**WHAT IS REQUIRED**
Each entry must be reproduced precisely as it stands.

----------

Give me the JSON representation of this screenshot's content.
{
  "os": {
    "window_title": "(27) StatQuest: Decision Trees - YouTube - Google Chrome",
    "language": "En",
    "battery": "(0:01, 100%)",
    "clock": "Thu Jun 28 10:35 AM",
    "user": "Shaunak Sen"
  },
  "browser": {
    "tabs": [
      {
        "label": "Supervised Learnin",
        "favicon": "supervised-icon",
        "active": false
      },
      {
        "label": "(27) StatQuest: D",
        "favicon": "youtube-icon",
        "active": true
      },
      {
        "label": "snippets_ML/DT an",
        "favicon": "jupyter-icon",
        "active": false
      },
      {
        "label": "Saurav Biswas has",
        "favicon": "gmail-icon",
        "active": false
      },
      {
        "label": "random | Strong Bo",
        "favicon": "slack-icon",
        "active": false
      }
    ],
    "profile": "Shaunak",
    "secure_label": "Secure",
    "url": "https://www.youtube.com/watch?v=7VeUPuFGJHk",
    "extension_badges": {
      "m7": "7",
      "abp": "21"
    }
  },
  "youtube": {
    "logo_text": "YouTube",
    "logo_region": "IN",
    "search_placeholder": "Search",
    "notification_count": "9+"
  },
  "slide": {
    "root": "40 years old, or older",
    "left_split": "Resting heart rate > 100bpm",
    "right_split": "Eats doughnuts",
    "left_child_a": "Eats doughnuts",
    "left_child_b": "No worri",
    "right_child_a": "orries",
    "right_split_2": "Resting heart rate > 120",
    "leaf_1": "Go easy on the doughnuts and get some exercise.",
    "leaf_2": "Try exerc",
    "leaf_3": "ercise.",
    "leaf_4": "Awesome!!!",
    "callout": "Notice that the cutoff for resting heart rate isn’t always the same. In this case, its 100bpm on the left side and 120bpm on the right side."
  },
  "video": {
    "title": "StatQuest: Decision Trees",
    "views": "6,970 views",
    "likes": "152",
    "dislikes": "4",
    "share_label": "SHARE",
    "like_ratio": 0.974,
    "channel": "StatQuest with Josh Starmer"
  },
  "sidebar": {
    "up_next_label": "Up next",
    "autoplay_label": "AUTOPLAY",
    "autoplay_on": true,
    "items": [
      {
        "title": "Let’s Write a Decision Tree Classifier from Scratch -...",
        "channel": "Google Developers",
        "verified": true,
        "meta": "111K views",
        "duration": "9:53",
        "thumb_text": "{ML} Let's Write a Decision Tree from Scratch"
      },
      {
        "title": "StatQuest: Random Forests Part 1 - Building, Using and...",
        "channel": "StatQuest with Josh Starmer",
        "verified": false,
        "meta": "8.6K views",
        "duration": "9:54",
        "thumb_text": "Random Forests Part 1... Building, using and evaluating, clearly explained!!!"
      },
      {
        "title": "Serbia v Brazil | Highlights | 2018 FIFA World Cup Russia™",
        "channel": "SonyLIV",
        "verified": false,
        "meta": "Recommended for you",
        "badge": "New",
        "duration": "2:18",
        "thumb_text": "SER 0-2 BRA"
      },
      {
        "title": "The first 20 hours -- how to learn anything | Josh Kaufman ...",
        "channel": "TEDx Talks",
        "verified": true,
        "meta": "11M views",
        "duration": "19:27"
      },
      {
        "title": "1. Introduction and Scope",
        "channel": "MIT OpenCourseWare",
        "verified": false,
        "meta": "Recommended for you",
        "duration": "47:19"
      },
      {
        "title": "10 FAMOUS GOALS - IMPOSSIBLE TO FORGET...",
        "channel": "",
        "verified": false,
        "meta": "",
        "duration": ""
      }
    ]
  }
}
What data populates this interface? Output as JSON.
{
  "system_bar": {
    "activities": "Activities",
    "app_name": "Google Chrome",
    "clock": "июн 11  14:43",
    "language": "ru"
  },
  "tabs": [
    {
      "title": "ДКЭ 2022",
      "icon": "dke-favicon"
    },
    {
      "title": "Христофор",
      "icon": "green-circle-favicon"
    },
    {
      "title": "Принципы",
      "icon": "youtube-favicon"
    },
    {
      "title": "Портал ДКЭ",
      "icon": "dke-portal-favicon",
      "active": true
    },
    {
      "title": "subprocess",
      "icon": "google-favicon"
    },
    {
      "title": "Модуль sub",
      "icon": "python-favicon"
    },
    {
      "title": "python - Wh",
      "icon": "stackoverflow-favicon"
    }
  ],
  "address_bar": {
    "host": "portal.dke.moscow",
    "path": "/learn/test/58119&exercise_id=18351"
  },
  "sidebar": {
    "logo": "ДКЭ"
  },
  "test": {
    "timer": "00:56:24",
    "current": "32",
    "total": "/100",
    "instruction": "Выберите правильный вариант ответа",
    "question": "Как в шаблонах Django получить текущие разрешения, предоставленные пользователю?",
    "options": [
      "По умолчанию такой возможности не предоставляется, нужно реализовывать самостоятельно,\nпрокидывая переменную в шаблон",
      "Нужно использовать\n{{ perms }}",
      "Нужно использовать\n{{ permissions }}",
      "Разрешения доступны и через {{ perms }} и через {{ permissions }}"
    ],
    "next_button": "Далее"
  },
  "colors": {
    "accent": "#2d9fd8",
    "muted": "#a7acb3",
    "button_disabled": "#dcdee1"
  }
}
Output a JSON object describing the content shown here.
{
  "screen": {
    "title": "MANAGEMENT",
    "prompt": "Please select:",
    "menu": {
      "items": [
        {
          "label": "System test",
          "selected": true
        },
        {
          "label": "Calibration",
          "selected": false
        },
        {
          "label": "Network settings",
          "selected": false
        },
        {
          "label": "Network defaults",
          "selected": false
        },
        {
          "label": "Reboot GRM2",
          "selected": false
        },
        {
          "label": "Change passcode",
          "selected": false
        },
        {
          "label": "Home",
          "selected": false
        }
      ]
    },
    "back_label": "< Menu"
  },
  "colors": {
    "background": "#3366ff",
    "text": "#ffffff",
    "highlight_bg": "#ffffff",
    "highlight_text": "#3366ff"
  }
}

----------

**FINAL ANSWER**
Give me the JSON representation of this screenshot's content.
{
  "os": {
    "window_title": "(27) StatQuest: Decision Trees - YouTube - Google Chrome",
    "language": "En",
    "battery": "(0:01, 100%)",
    "clock": "Thu Jun 28 10:35 AM",
    "user": "Shaunak Sen"
  },
  "browser": {
    "tabs": [
      {
        "label": "Supervised Learnin",
        "favicon": "supervised-icon",
        "active": false
      },
      {
        "label": "(27) StatQuest: D",
        "favicon": "youtube-icon",
        "active": true
      },
      {
        "label": "snippets_ML/DT an",
        "favicon": "jupyter-icon",
        "active": false
      },
      {
        "label": "Saurav Biswas has",
        "favicon": "gmail-icon",
        "active": false
      },
      {
        "label": "random | Strong Bo",
        "favicon": "slack-icon",
        "active": false
      }
    ],
    "profile": "Shaunak",
    "secure_label": "Secure",
    "url": "https://www.youtube.com/watch?v=7VeUPuFGJHk",
    "extension_badges": {
      "m7": "7",
      "abp": "21"
    }
  },
  "youtube": {
    "logo_text": "YouTube",
    "logo_region": "IN",
    "search_placeholder": "Search",
    "notification_count": "9+"
  },
  "slide": {
    "root": "40 years old, or older",
    "left_split": "Resting heart rate > 100bpm",
    "right_split": "Eats doughnuts",
    "left_child_a": "Eats doughnuts",
    "left_child_b": "No worri",
    "right_child_a": "orries",
    "right_split_2": "Resting heart rate > 120",
    "leaf_1": "Go easy on the doughnuts and get some exercise.",
    "leaf_2": "Try exerc",
    "leaf_3": "ercise.",
    "leaf_4": "Awesome!!!",
    "callout": "Notice that the cutoff for resting heart rate isn’t always the same. In this case, its 100bpm on the left side and 120bpm on the right side."
  },
  "video": {
    "title": "StatQuest: Decision Trees",
    "views": "6,970 views",
    "likes": "152",
    "dislikes": "4",
    "share_label": "SHARE",
    "like_ratio": 0.974,
    "channel": "StatQuest with Josh Starmer"
  },
  "sidebar": {
    "up_next_label": "Up next",
    "autoplay_label": "AUTOPLAY",
    "autoplay_on": true,
    "items": [
      {
        "title": "Let’s Write a Decision Tree Classifier from Scratch -...",
        "channel": "Google Developers",
        "verified": true,
        "meta": "111K views",
        "duration": "9:53",
        "thumb_text": "{ML} Let's Write a Decision Tree from Scratch"
      },
      {
        "title": "StatQuest: Random Forests Part 1 - Building, Using and...",
        "channel": "StatQuest with Josh Starmer",
        "verified": false,
        "meta": "8.6K views",
        "duration": "9:54",
        "thumb_text": "Random Forests Part 1... Building, using and evaluating, clearly explained!!!"
      },
      {
        "title": "Serbia v Brazil | Highlights | 2018 FIFA World Cup Russia™",
        "channel": "SonyLIV",
        "verified": false,
        "meta": "Recommended for you",
        "badge": "New",
        "duration": "2:18",
        "thumb_text": "SER 0-2 BRA"
      },
      {
        "title": "The first 20 hours -- how to learn anything | Josh Kaufman ...",
        "channel": "TEDx Talks",
        "verified": true,
        "meta": "11M views",
        "duration": "19:27"
      },
      {
        "title": "1. Introduction and Scope",
        "channel": "MIT OpenCourseWare",
        "verified": false,
        "meta": "Recommended for you",
        "duration": "47:19"
      },
      {
        "title": "10 FAMOUS GOALS - IMPOSSIBLE TO FORGET...",
        "channel": "",
        "verified": false,
        "meta": "",
        "duration": ""
      }
    ]
  }
}
What data populates this interface? Output as JSON.
{
  "system_bar": {
    "activities": "Activities",
    "app_name": "Google Chrome",
    "clock": "июн 11  14:43",
    "language": "ru"
  },
  "tabs": [
    {
      "title": "ДКЭ 2022",
      "icon": "dke-favicon"
    },
    {
      "title": "Христофор",
      "icon": "green-circle-favicon"
    },
    {
      "title": "Принципы",
      "icon": "youtube-favicon"
    },
    {
      "title": "Портал ДКЭ",
      "icon": "dke-portal-favicon",
      "active": true
    },
    {
      "title": "subprocess",
      "icon": "google-favicon"
    },
    {
      "title": "Модуль sub",
      "icon": "python-favicon"
    },
    {
      "title": "python - Wh",
      "icon": "stackoverflow-favicon"
    }
  ],
  "address_bar": {
    "host": "portal.dke.moscow",
    "path": "/learn/test/58119&exercise_id=18351"
  },
  "sidebar": {
    "logo": "ДКЭ"
  },
  "test": {
    "timer": "00:56:24",
    "current": "32",
    "total": "/100",
    "instruction": "Выберите правильный вариант ответа",
    "question": "Как в шаблонах Django получить текущие разрешения, предоставленные пользователю?",
    "options": [
      "По умолчанию такой возможности не предоставляется, нужно реализовывать самостоятельно,\nпрокидывая переменную в шаблон",
      "Нужно использовать\n{{ perms }}",
      "Нужно использовать\n{{ permissions }}",
      "Разрешения доступны и через {{ perms }} и через {{ permissions }}"
    ],
    "next_button": "Далее"
  },
  "colors": {
    "accent": "#2d9fd8",
    "muted": "#a7acb3",
    "button_disabled": "#dcdee1"
  }
}
Output a JSON object describing the content shown here.
{
  "screen": {
    "title": "MANAGEMENT",
    "prompt": "Please select:",
    "menu": {
      "items": [
        {
          "label": "System test",
          "selected": true
        },
        {
          "label": "Calibration",
          "selected": false
        },
        {
          "label": "Network settings",
          "selected": false
        },
        {
          "label": "Network defaults",
          "selected": false
        },
        {
          "label": "Reboot GRM2",
          "selected": false
        },
        {
          "label": "Change passcode",
          "selected": false
        },
        {
          "label": "Home",
          "selected": false
        }
      ]
    },
    "back_label": "< Menu"
  },
  "colors": {
    "background": "#3366ff",
    "text": "#ffffff",
    "highlight_bg": "#ffffff",
    "highlight_text": "#3366ff"
  }
}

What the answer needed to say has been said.